> [TASK TO CARRY OUT] State the number of lines where "τοὺς" appears. Add nothing else.

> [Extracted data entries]
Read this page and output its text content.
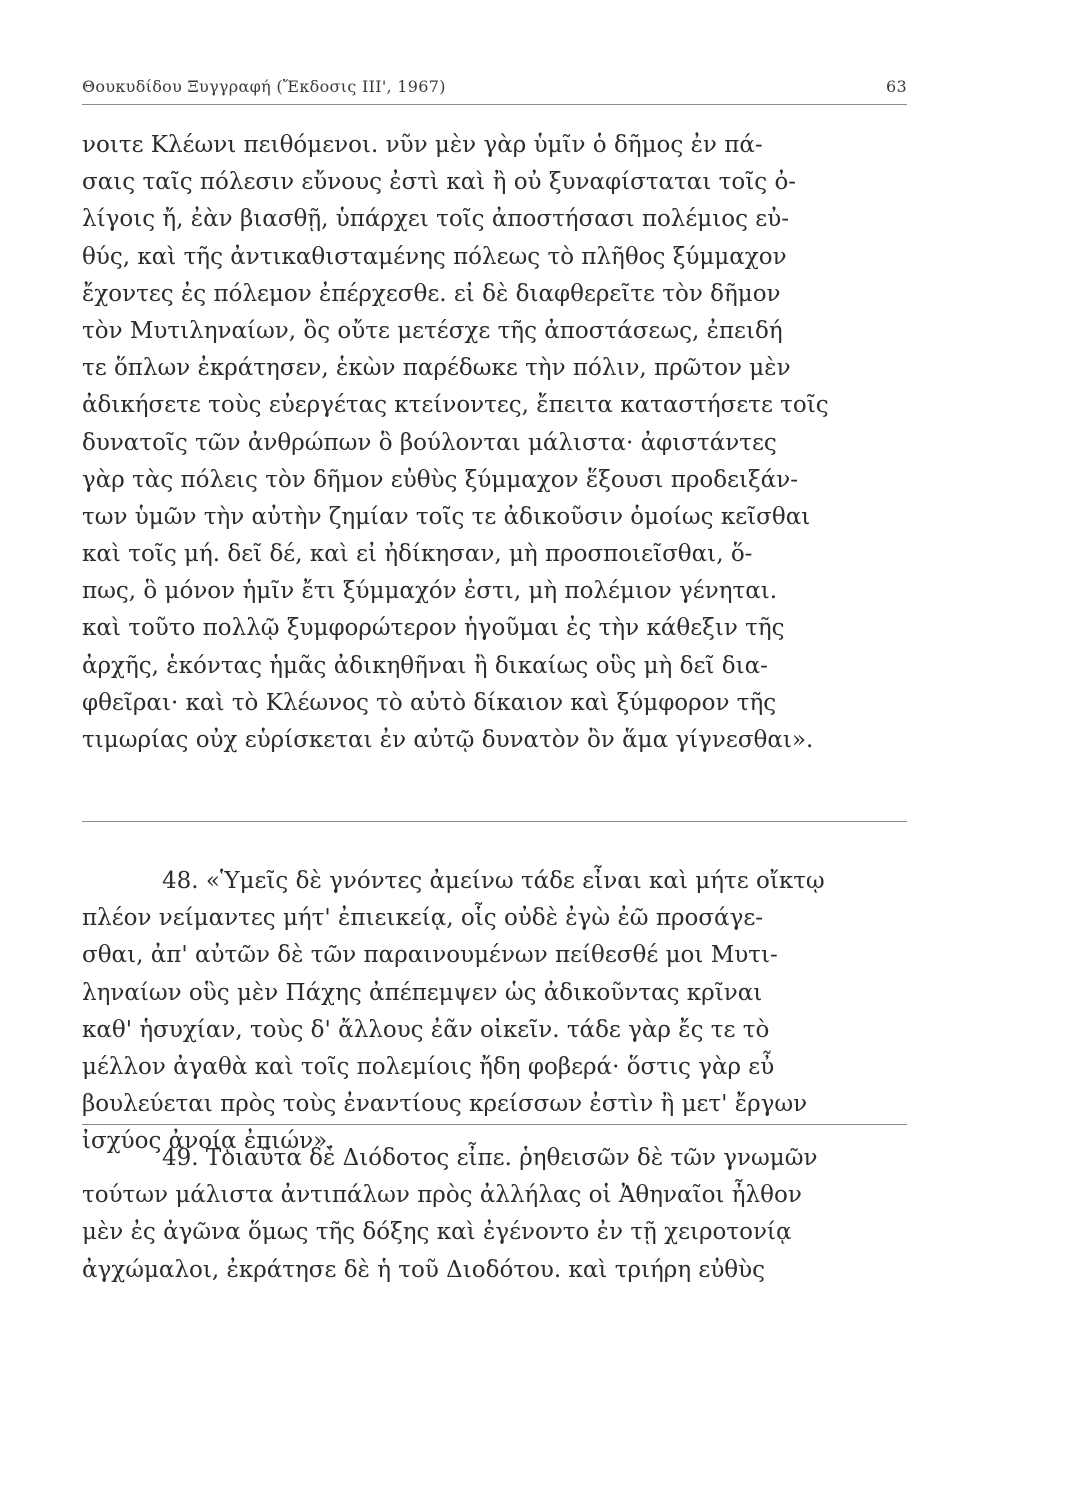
Θουκυδίδου Ξυγγραφή (Ἔκδοσις ΙΙΙ', 1967)	63
νοιτε Κλέωνι πειθόμενοι. νῦν μὲν γὰρ ὑμῖν ὁ δῆμος ἐν πά-
σαις ταῖς πόλεσιν εὔνους ἐστὶ καὶ ἢ οὐ ξυναφίσταται τοῖς ὀ-
λίγοις ἤ, ἐὰν βιασθῇ, ὑπάρχει τοῖς ἀποστήσασι πολέμιος εὐ-
θύς, καὶ τῆς ἀντικαθισταμένης πόλεως τὸ πλῆθος ξύμμαχον
ἔχοντες ἐς πόλεμον ἐπέρχεσθε. εἰ δὲ διαφθερεῖτε τὸν δῆμον
τὸν Μυτιληναίων, ὃς οὔτε μετέσχε τῆς ἀποστάσεως, ἐπειδή
τε ὅπλων ἐκράτησεν, ἑκὼν παρέδωκε τὴν πόλιν, πρῶτον μὲν
ἀδικήσετε τοὺς εὐεργέτας κτείνοντες, ἔπειτα καταστήσετε τοῖς
δυνατοῖς τῶν ἀνθρώπων ὃ βούλονται μάλιστα· ἀφιστάντες
γὰρ τὰς πόλεις τὸν δῆμον εὐθὺς ξύμμαχον ἕξουσι προδειξάν-
των ὑμῶν τὴν αὐτὴν ζημίαν τοῖς τε ἀδικοῦσιν ὁμοίως κεῖσθαι
καὶ τοῖς μή. δεῖ δέ, καὶ εἰ ἠδίκησαν, μὴ προσποιεῖσθαι, ὅ-
πως, ὃ μόνον ἡμῖν ἔτι ξύμμαχόν ἐστι, μὴ πολέμιον γένηται.
καὶ τοῦτο πολλῷ ξυμφορώτερον ἡγοῦμαι ἐς τὴν κάθεξιν τῆς
ἀρχῆς, ἑκόντας ἡμᾶς ἀδικηθῆναι ἢ δικαίως οὓς μὴ δεῖ δια-
φθεῖραι· καὶ τὸ Κλέωνος τὸ αὐτὸ δίκαιον καὶ ξύμφορον τῆς
τιμωρίας οὐχ εὑρίσκεται ἐν αὐτῷ δυνατὸν ὂν ἅμα γίγνεσθαι».
48. «Ὑμεῖς δὲ γνόντες ἀμείνω τάδε εἶναι καὶ μήτε οἴκτῳ
πλέον νείμαντες μήτ' ἐπιεικείᾳ, οἷς οὐδὲ ἐγὼ ἐῶ προσάγε-
σθαι, ἀπ' αὐτῶν δὲ τῶν παραινουμένων πείθεσθέ μοι Μυτι-
ληναίων οὓς μὲν Πάχης ἀπέπεμψεν ὡς ἀδικοῦντας κρῖναι
καθ' ἡσυχίαν, τοὺς δ' ἄλλους ἐᾶν οἰκεῖν. τάδε γὰρ ἔς τε τὸ
μέλλον ἀγαθὰ καὶ τοῖς πολεμίοις ἤδη φοβερά· ὅστις γὰρ εὖ
βουλεύεται πρὸς τοὺς ἐναντίους κρείσσων ἐστὶν ἢ μετ' ἔργων
ἰσχύος ἀνοίᾳ ἐπιών».
49. Τοιαῦτα δὲ Διόδοτος εἶπε. ῥηθεισῶν δὲ τῶν γνωμῶν
τούτων μάλιστα ἀντιπάλων πρὸς ἀλλήλας οἱ Ἀθηναῖοι ἦλθον
μὲν ἐς ἀγῶνα ὅμως τῆς δόξης καὶ ἐγένοντο ἐν τῇ χειροτονίᾳ
ἀγχώμαλοι, ἐκράτησε δὲ ἡ τοῦ Διοδότου. καὶ τριήρη εὐθὺς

> [ANSWER IN FULL] 3